# Start of STORED RECORDS

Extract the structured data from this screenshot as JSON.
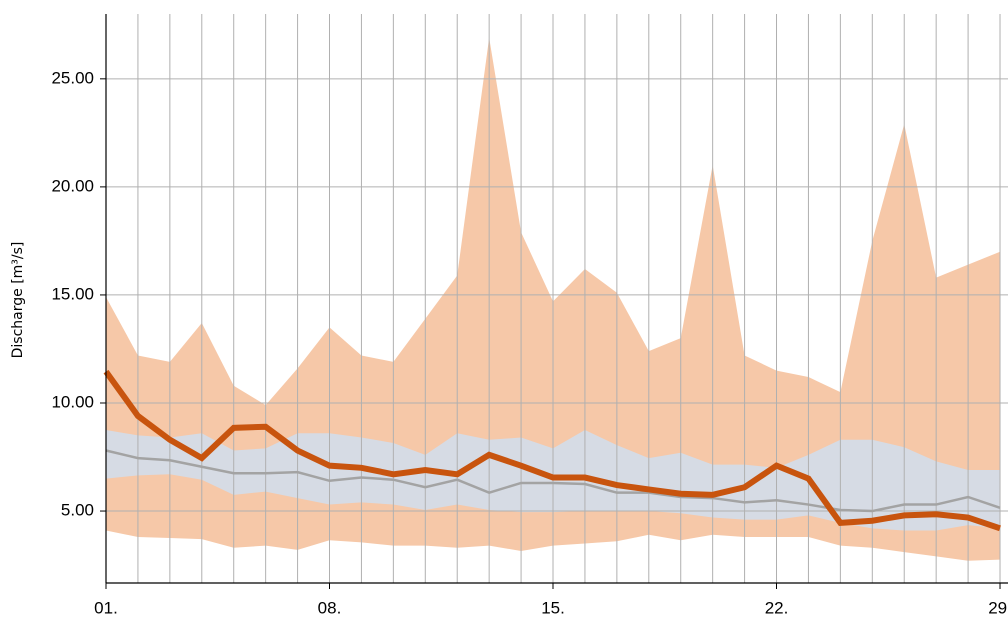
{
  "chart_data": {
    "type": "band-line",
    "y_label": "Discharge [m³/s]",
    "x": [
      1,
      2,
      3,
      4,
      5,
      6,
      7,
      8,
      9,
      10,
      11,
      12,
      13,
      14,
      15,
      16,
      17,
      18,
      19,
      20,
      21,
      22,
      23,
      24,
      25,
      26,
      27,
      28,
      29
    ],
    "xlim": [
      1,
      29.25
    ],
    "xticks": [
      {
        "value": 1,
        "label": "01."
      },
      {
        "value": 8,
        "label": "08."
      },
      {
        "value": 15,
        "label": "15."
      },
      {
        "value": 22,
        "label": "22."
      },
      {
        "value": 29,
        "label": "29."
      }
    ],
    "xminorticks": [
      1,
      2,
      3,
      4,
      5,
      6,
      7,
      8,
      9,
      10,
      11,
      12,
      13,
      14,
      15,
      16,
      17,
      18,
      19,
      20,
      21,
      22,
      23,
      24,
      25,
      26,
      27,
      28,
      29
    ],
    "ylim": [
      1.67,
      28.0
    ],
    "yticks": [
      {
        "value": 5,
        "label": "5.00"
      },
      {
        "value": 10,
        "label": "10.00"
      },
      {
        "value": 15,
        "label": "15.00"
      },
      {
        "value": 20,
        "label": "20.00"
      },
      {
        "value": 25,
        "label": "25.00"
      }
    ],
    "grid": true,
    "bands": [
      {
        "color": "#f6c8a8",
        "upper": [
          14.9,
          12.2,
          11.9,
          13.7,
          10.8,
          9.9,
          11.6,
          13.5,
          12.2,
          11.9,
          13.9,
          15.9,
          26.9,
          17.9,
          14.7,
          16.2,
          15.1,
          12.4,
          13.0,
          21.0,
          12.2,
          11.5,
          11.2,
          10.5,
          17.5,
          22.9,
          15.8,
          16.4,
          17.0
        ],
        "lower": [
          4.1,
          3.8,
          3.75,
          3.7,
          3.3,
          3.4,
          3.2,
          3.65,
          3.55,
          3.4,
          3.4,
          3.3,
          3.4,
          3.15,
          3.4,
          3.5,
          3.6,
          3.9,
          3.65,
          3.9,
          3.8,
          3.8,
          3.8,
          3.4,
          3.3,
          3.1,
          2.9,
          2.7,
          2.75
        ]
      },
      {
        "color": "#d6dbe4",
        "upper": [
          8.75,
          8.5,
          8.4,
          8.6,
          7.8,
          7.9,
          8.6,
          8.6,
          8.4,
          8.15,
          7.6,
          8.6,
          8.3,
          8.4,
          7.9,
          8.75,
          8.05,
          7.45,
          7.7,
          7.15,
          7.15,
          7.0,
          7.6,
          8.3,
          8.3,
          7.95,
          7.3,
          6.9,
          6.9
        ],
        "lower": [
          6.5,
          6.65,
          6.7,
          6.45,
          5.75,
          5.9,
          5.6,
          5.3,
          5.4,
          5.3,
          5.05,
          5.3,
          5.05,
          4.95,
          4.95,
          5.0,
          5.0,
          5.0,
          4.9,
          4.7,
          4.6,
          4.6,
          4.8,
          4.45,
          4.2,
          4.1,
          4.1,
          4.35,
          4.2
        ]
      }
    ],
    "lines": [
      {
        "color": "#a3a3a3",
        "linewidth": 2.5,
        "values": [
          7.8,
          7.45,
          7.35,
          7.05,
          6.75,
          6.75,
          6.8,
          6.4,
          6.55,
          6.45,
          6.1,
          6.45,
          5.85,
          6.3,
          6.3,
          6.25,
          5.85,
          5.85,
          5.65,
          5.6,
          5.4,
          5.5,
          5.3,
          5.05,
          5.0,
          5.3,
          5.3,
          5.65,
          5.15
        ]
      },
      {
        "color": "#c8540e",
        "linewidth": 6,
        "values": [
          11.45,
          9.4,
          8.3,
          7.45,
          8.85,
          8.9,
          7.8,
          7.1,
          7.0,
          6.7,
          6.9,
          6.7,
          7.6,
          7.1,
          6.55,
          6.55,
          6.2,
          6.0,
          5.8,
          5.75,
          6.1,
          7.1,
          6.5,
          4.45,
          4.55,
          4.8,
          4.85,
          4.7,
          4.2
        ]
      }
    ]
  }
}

# End of STORED RECORDS

Without including any picture, retype the entries exactly.

Extract the structured data from this screenshot as JSON.
{
  "chart_data": {
    "type": "band-line",
    "y_label": "Discharge [m³/s]",
    "x": [
      1,
      2,
      3,
      4,
      5,
      6,
      7,
      8,
      9,
      10,
      11,
      12,
      13,
      14,
      15,
      16,
      17,
      18,
      19,
      20,
      21,
      22,
      23,
      24,
      25,
      26,
      27,
      28,
      29
    ],
    "xlim": [
      1,
      29.25
    ],
    "xticks": [
      {
        "value": 1,
        "label": "01."
      },
      {
        "value": 8,
        "label": "08."
      },
      {
        "value": 15,
        "label": "15."
      },
      {
        "value": 22,
        "label": "22."
      },
      {
        "value": 29,
        "label": "29."
      }
    ],
    "xminorticks": [
      1,
      2,
      3,
      4,
      5,
      6,
      7,
      8,
      9,
      10,
      11,
      12,
      13,
      14,
      15,
      16,
      17,
      18,
      19,
      20,
      21,
      22,
      23,
      24,
      25,
      26,
      27,
      28,
      29
    ],
    "ylim": [
      1.67,
      28.0
    ],
    "yticks": [
      {
        "value": 5,
        "label": "5.00"
      },
      {
        "value": 10,
        "label": "10.00"
      },
      {
        "value": 15,
        "label": "15.00"
      },
      {
        "value": 20,
        "label": "20.00"
      },
      {
        "value": 25,
        "label": "25.00"
      }
    ],
    "grid": true,
    "bands": [
      {
        "color": "#f6c8a8",
        "upper": [
          14.9,
          12.2,
          11.9,
          13.7,
          10.8,
          9.9,
          11.6,
          13.5,
          12.2,
          11.9,
          13.9,
          15.9,
          26.9,
          17.9,
          14.7,
          16.2,
          15.1,
          12.4,
          13.0,
          21.0,
          12.2,
          11.5,
          11.2,
          10.5,
          17.5,
          22.9,
          15.8,
          16.4,
          17.0
        ],
        "lower": [
          4.1,
          3.8,
          3.75,
          3.7,
          3.3,
          3.4,
          3.2,
          3.65,
          3.55,
          3.4,
          3.4,
          3.3,
          3.4,
          3.15,
          3.4,
          3.5,
          3.6,
          3.9,
          3.65,
          3.9,
          3.8,
          3.8,
          3.8,
          3.4,
          3.3,
          3.1,
          2.9,
          2.7,
          2.75
        ]
      },
      {
        "color": "#d6dbe4",
        "upper": [
          8.75,
          8.5,
          8.4,
          8.6,
          7.8,
          7.9,
          8.6,
          8.6,
          8.4,
          8.15,
          7.6,
          8.6,
          8.3,
          8.4,
          7.9,
          8.75,
          8.05,
          7.45,
          7.7,
          7.15,
          7.15,
          7.0,
          7.6,
          8.3,
          8.3,
          7.95,
          7.3,
          6.9,
          6.9
        ],
        "lower": [
          6.5,
          6.65,
          6.7,
          6.45,
          5.75,
          5.9,
          5.6,
          5.3,
          5.4,
          5.3,
          5.05,
          5.3,
          5.05,
          4.95,
          4.95,
          5.0,
          5.0,
          5.0,
          4.9,
          4.7,
          4.6,
          4.6,
          4.8,
          4.45,
          4.2,
          4.1,
          4.1,
          4.35,
          4.2
        ]
      }
    ],
    "lines": [
      {
        "color": "#a3a3a3",
        "linewidth": 2.5,
        "values": [
          7.8,
          7.45,
          7.35,
          7.05,
          6.75,
          6.75,
          6.8,
          6.4,
          6.55,
          6.45,
          6.1,
          6.45,
          5.85,
          6.3,
          6.3,
          6.25,
          5.85,
          5.85,
          5.65,
          5.6,
          5.4,
          5.5,
          5.3,
          5.05,
          5.0,
          5.3,
          5.3,
          5.65,
          5.15
        ]
      },
      {
        "color": "#c8540e",
        "linewidth": 6,
        "values": [
          11.45,
          9.4,
          8.3,
          7.45,
          8.85,
          8.9,
          7.8,
          7.1,
          7.0,
          6.7,
          6.9,
          6.7,
          7.6,
          7.1,
          6.55,
          6.55,
          6.2,
          6.0,
          5.8,
          5.75,
          6.1,
          7.1,
          6.5,
          4.45,
          4.55,
          4.8,
          4.85,
          4.7,
          4.2
        ]
      }
    ]
  }
}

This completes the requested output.